## START
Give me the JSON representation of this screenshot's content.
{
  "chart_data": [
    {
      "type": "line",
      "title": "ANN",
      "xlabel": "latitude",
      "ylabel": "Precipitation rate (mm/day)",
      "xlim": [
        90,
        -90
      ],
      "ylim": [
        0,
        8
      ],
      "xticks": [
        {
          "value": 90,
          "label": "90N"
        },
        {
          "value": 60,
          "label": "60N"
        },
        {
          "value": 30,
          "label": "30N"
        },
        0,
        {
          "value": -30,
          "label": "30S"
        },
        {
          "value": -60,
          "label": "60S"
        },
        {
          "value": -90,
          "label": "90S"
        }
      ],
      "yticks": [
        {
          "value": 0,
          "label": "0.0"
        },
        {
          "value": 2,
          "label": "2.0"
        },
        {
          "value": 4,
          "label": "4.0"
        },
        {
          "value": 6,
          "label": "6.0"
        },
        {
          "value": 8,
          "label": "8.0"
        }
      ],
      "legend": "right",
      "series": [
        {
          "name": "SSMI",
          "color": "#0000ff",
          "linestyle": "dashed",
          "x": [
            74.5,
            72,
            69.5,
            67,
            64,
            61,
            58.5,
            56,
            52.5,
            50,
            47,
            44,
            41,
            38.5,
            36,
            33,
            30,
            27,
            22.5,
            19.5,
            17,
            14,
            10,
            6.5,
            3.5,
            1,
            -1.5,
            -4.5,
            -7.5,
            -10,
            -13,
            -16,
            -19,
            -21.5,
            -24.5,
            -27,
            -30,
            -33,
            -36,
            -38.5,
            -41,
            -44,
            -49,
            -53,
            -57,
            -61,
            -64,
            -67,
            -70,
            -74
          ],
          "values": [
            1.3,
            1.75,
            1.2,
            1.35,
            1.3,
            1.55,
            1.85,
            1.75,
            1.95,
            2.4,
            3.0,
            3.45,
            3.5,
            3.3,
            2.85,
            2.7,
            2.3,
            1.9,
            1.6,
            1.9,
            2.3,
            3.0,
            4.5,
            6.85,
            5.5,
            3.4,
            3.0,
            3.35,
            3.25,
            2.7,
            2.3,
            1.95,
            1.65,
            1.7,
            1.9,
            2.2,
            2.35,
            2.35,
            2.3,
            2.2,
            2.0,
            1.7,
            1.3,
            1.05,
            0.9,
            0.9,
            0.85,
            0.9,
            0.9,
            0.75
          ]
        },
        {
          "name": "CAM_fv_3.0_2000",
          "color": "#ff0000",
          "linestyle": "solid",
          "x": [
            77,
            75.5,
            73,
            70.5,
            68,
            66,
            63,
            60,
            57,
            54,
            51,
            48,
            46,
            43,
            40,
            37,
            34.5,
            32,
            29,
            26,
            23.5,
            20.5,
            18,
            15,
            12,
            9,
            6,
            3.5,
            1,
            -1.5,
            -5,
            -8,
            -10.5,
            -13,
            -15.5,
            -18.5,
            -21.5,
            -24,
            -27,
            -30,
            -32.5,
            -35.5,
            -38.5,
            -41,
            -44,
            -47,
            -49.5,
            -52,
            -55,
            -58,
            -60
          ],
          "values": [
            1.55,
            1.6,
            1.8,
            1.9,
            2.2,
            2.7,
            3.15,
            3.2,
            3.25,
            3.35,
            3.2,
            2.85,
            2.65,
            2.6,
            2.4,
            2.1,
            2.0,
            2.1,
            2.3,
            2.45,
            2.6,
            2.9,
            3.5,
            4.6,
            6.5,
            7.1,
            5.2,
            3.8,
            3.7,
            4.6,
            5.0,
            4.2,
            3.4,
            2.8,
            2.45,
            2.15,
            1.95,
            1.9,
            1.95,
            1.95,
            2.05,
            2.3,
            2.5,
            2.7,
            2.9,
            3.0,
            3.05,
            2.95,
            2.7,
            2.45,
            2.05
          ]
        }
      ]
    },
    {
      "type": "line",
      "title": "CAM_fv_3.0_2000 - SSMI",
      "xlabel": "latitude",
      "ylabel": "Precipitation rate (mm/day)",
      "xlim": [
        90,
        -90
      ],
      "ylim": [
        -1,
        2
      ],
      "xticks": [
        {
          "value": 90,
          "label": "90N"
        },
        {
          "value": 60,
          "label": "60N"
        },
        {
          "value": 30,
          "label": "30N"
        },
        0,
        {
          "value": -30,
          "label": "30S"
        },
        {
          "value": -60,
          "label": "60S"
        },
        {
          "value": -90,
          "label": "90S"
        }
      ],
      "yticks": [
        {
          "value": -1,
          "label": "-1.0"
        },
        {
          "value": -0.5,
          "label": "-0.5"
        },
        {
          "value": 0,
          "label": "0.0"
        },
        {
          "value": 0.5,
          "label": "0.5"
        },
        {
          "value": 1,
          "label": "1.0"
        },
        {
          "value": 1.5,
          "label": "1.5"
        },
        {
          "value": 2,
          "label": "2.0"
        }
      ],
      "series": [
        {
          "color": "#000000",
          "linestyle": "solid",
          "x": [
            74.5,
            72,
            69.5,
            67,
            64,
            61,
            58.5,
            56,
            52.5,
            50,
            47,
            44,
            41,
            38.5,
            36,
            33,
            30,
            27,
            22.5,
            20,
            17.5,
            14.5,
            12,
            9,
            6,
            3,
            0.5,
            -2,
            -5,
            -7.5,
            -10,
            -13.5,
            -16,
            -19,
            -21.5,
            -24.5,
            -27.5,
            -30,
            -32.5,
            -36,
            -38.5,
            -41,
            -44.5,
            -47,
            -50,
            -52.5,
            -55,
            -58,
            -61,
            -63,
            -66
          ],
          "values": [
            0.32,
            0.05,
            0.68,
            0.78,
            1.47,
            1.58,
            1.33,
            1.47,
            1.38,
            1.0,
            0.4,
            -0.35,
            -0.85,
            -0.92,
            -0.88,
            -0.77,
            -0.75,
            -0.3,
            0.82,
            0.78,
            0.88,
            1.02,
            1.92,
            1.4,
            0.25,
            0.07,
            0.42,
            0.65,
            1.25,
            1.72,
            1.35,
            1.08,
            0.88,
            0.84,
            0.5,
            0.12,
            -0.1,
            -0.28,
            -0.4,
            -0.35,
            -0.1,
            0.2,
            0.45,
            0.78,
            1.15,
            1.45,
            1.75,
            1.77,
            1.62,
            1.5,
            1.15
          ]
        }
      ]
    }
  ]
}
## END
§ **Do this**
Your task is to repeat the data exactly, with nothing left out.

§ **Output for this task**
Give me the JSON representation of this screenshot's content.
{
  "chart_data": [
    {
      "type": "line",
      "title": "ANN",
      "xlabel": "latitude",
      "ylabel": "Precipitation rate (mm/day)",
      "xlim": [
        90,
        -90
      ],
      "ylim": [
        0,
        8
      ],
      "xticks": [
        {
          "value": 90,
          "label": "90N"
        },
        {
          "value": 60,
          "label": "60N"
        },
        {
          "value": 30,
          "label": "30N"
        },
        0,
        {
          "value": -30,
          "label": "30S"
        },
        {
          "value": -60,
          "label": "60S"
        },
        {
          "value": -90,
          "label": "90S"
        }
      ],
      "yticks": [
        {
          "value": 0,
          "label": "0.0"
        },
        {
          "value": 2,
          "label": "2.0"
        },
        {
          "value": 4,
          "label": "4.0"
        },
        {
          "value": 6,
          "label": "6.0"
        },
        {
          "value": 8,
          "label": "8.0"
        }
      ],
      "legend": "right",
      "series": [
        {
          "name": "SSMI",
          "color": "#0000ff",
          "linestyle": "dashed",
          "x": [
            74.5,
            72,
            69.5,
            67,
            64,
            61,
            58.5,
            56,
            52.5,
            50,
            47,
            44,
            41,
            38.5,
            36,
            33,
            30,
            27,
            22.5,
            19.5,
            17,
            14,
            10,
            6.5,
            3.5,
            1,
            -1.5,
            -4.5,
            -7.5,
            -10,
            -13,
            -16,
            -19,
            -21.5,
            -24.5,
            -27,
            -30,
            -33,
            -36,
            -38.5,
            -41,
            -44,
            -49,
            -53,
            -57,
            -61,
            -64,
            -67,
            -70,
            -74
          ],
          "values": [
            1.3,
            1.75,
            1.2,
            1.35,
            1.3,
            1.55,
            1.85,
            1.75,
            1.95,
            2.4,
            3.0,
            3.45,
            3.5,
            3.3,
            2.85,
            2.7,
            2.3,
            1.9,
            1.6,
            1.9,
            2.3,
            3.0,
            4.5,
            6.85,
            5.5,
            3.4,
            3.0,
            3.35,
            3.25,
            2.7,
            2.3,
            1.95,
            1.65,
            1.7,
            1.9,
            2.2,
            2.35,
            2.35,
            2.3,
            2.2,
            2.0,
            1.7,
            1.3,
            1.05,
            0.9,
            0.9,
            0.85,
            0.9,
            0.9,
            0.75
          ]
        },
        {
          "name": "CAM_fv_3.0_2000",
          "color": "#ff0000",
          "linestyle": "solid",
          "x": [
            77,
            75.5,
            73,
            70.5,
            68,
            66,
            63,
            60,
            57,
            54,
            51,
            48,
            46,
            43,
            40,
            37,
            34.5,
            32,
            29,
            26,
            23.5,
            20.5,
            18,
            15,
            12,
            9,
            6,
            3.5,
            1,
            -1.5,
            -5,
            -8,
            -10.5,
            -13,
            -15.5,
            -18.5,
            -21.5,
            -24,
            -27,
            -30,
            -32.5,
            -35.5,
            -38.5,
            -41,
            -44,
            -47,
            -49.5,
            -52,
            -55,
            -58,
            -60
          ],
          "values": [
            1.55,
            1.6,
            1.8,
            1.9,
            2.2,
            2.7,
            3.15,
            3.2,
            3.25,
            3.35,
            3.2,
            2.85,
            2.65,
            2.6,
            2.4,
            2.1,
            2.0,
            2.1,
            2.3,
            2.45,
            2.6,
            2.9,
            3.5,
            4.6,
            6.5,
            7.1,
            5.2,
            3.8,
            3.7,
            4.6,
            5.0,
            4.2,
            3.4,
            2.8,
            2.45,
            2.15,
            1.95,
            1.9,
            1.95,
            1.95,
            2.05,
            2.3,
            2.5,
            2.7,
            2.9,
            3.0,
            3.05,
            2.95,
            2.7,
            2.45,
            2.05
          ]
        }
      ]
    },
    {
      "type": "line",
      "title": "CAM_fv_3.0_2000 - SSMI",
      "xlabel": "latitude",
      "ylabel": "Precipitation rate (mm/day)",
      "xlim": [
        90,
        -90
      ],
      "ylim": [
        -1,
        2
      ],
      "xticks": [
        {
          "value": 90,
          "label": "90N"
        },
        {
          "value": 60,
          "label": "60N"
        },
        {
          "value": 30,
          "label": "30N"
        },
        0,
        {
          "value": -30,
          "label": "30S"
        },
        {
          "value": -60,
          "label": "60S"
        },
        {
          "value": -90,
          "label": "90S"
        }
      ],
      "yticks": [
        {
          "value": -1,
          "label": "-1.0"
        },
        {
          "value": -0.5,
          "label": "-0.5"
        },
        {
          "value": 0,
          "label": "0.0"
        },
        {
          "value": 0.5,
          "label": "0.5"
        },
        {
          "value": 1,
          "label": "1.0"
        },
        {
          "value": 1.5,
          "label": "1.5"
        },
        {
          "value": 2,
          "label": "2.0"
        }
      ],
      "series": [
        {
          "color": "#000000",
          "linestyle": "solid",
          "x": [
            74.5,
            72,
            69.5,
            67,
            64,
            61,
            58.5,
            56,
            52.5,
            50,
            47,
            44,
            41,
            38.5,
            36,
            33,
            30,
            27,
            22.5,
            20,
            17.5,
            14.5,
            12,
            9,
            6,
            3,
            0.5,
            -2,
            -5,
            -7.5,
            -10,
            -13.5,
            -16,
            -19,
            -21.5,
            -24.5,
            -27.5,
            -30,
            -32.5,
            -36,
            -38.5,
            -41,
            -44.5,
            -47,
            -50,
            -52.5,
            -55,
            -58,
            -61,
            -63,
            -66
          ],
          "values": [
            0.32,
            0.05,
            0.68,
            0.78,
            1.47,
            1.58,
            1.33,
            1.47,
            1.38,
            1.0,
            0.4,
            -0.35,
            -0.85,
            -0.92,
            -0.88,
            -0.77,
            -0.75,
            -0.3,
            0.82,
            0.78,
            0.88,
            1.02,
            1.92,
            1.4,
            0.25,
            0.07,
            0.42,
            0.65,
            1.25,
            1.72,
            1.35,
            1.08,
            0.88,
            0.84,
            0.5,
            0.12,
            -0.1,
            -0.28,
            -0.4,
            -0.35,
            -0.1,
            0.2,
            0.45,
            0.78,
            1.15,
            1.45,
            1.75,
            1.77,
            1.62,
            1.5,
            1.15
          ]
        }
      ]
    }
  ]
}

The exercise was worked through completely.